Supplied data
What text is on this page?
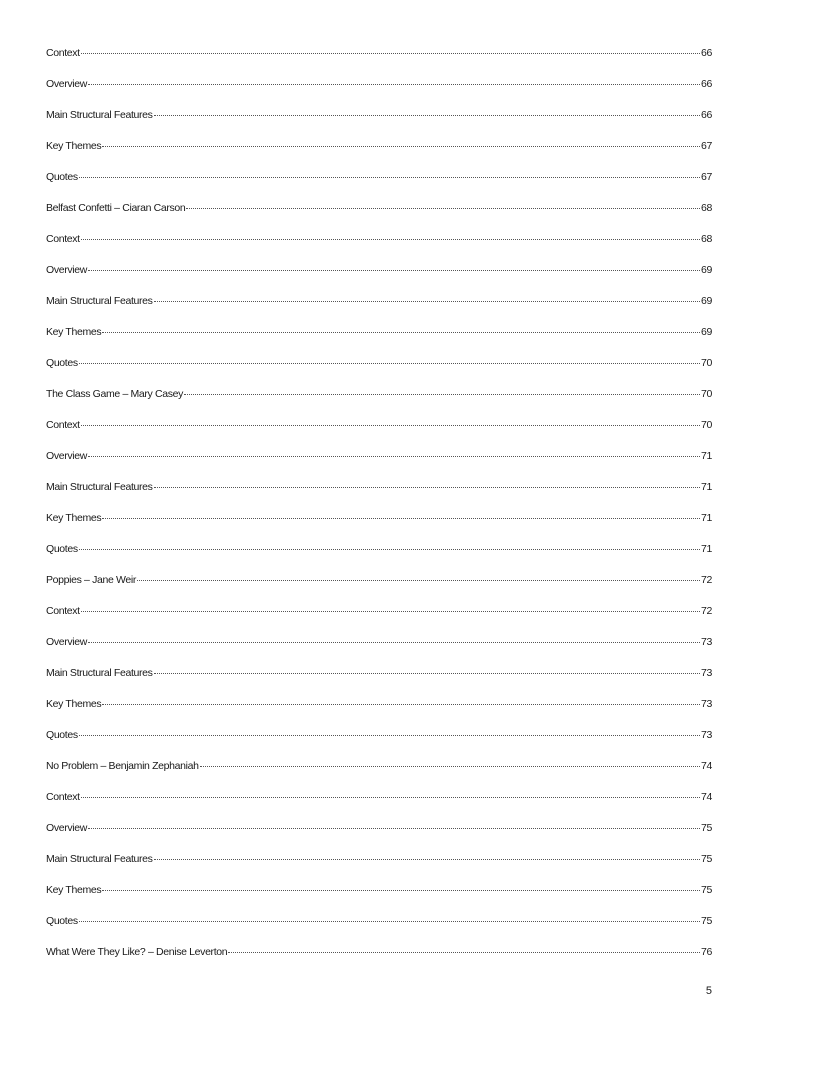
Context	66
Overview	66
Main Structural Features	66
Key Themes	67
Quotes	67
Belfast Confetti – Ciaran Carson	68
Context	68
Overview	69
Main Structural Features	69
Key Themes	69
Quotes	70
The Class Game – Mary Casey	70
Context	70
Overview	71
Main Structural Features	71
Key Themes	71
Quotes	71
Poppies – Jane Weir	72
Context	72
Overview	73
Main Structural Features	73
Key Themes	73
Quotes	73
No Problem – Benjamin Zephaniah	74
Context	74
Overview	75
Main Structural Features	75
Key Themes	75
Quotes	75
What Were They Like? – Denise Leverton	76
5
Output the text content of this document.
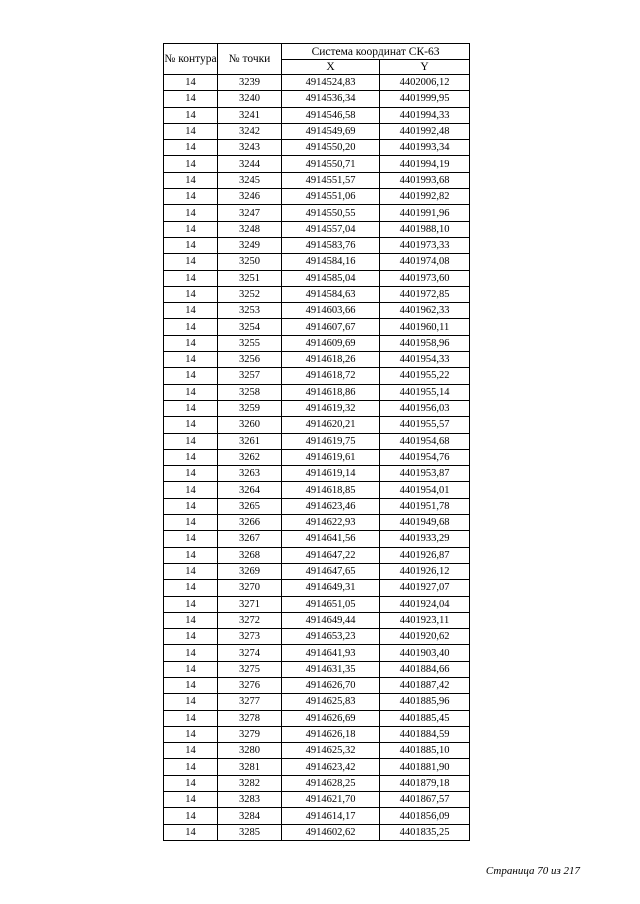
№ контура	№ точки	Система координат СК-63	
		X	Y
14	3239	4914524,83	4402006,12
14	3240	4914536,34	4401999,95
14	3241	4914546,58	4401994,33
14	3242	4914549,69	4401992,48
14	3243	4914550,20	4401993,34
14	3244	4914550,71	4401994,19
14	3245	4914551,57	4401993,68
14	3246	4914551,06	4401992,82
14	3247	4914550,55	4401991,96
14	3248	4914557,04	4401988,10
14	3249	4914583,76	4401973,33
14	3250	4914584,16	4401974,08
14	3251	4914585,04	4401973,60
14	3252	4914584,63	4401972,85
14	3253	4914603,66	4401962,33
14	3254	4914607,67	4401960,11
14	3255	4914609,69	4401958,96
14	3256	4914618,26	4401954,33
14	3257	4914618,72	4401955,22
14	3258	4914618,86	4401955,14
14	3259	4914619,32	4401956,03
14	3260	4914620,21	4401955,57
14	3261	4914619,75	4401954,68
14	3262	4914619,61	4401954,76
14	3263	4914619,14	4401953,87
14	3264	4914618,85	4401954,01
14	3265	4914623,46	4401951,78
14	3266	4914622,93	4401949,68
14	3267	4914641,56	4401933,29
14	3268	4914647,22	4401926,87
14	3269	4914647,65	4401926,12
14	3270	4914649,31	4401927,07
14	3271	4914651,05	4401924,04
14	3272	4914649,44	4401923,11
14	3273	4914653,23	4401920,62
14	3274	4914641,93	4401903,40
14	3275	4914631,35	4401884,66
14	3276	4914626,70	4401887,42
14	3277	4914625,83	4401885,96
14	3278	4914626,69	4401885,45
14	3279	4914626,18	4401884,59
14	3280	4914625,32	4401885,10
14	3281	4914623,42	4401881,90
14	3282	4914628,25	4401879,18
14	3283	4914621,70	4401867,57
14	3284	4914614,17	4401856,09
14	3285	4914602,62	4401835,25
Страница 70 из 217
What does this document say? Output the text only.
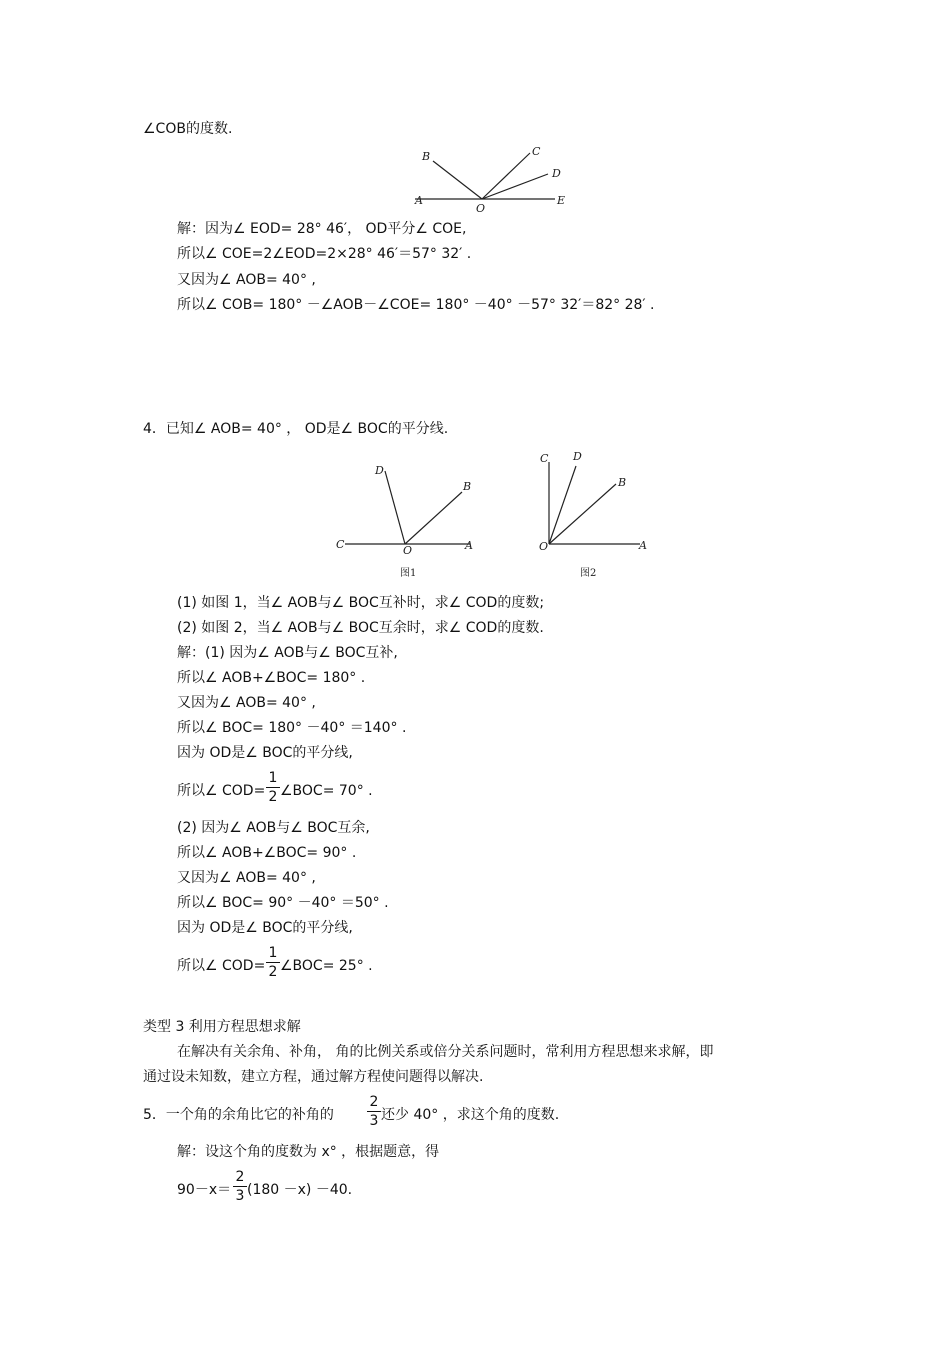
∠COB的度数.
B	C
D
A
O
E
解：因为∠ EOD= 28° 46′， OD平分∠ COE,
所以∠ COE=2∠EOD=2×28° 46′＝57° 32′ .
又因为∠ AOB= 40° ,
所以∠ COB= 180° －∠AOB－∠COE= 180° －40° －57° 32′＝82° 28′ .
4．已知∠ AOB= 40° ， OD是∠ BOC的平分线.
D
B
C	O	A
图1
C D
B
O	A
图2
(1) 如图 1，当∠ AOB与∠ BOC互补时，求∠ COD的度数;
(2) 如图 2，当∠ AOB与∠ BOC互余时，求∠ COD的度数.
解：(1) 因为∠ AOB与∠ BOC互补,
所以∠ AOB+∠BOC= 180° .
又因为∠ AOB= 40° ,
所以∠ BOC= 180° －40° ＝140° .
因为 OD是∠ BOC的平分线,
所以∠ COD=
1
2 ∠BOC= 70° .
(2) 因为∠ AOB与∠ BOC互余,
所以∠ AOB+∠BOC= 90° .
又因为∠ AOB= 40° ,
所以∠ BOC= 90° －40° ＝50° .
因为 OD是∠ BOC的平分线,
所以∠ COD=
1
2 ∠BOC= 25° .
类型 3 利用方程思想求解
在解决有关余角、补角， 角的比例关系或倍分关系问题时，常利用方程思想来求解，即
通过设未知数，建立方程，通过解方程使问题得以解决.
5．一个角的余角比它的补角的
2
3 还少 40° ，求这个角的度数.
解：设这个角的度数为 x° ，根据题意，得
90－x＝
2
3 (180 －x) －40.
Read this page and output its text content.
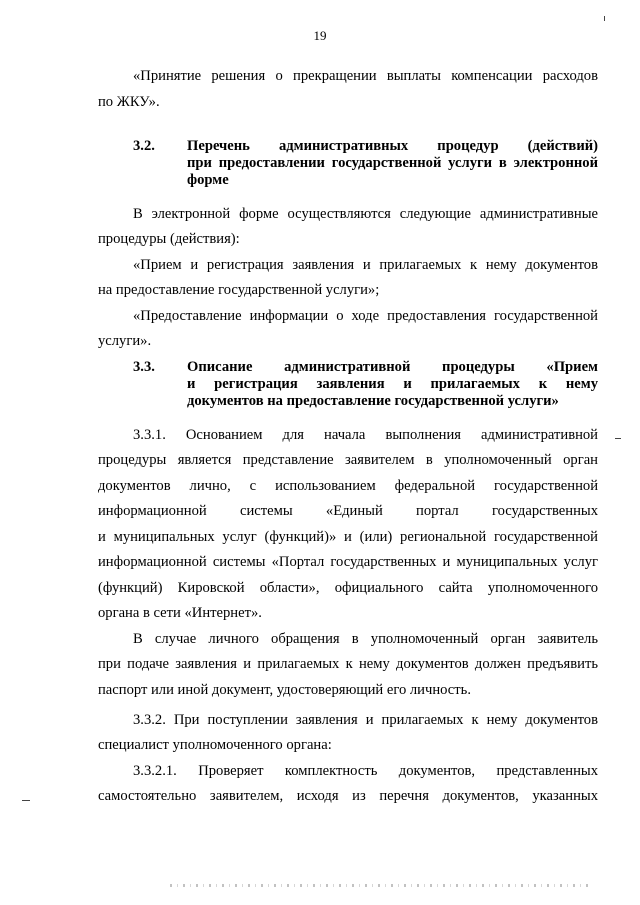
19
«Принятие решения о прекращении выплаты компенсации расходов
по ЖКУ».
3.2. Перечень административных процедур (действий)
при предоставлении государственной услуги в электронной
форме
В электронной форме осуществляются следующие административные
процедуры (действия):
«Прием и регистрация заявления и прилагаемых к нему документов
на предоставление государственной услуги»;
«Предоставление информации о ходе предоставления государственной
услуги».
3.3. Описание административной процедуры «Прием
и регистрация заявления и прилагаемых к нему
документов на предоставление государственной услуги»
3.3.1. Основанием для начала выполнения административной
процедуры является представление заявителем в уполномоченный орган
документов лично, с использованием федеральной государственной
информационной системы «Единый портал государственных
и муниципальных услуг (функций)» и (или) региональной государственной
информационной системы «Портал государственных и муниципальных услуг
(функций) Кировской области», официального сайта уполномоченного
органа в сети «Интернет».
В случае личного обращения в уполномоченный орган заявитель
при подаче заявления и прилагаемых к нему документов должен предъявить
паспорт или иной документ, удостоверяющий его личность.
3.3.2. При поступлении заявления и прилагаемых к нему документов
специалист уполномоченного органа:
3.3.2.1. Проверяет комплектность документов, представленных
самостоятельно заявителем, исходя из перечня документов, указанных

Work to complete
In the entries above, identify each line that includes the string "AOB与", then copy it.

Written answer
(1) 如图 1，当∠ AOB与∠ BOC互补时，求∠ COD的度数;
(2) 如图 2，当∠ AOB与∠ BOC互余时，求∠ COD的度数.
解：(1) 因为∠ AOB与∠ BOC互补,
(2) 因为∠ AOB与∠ BOC互余,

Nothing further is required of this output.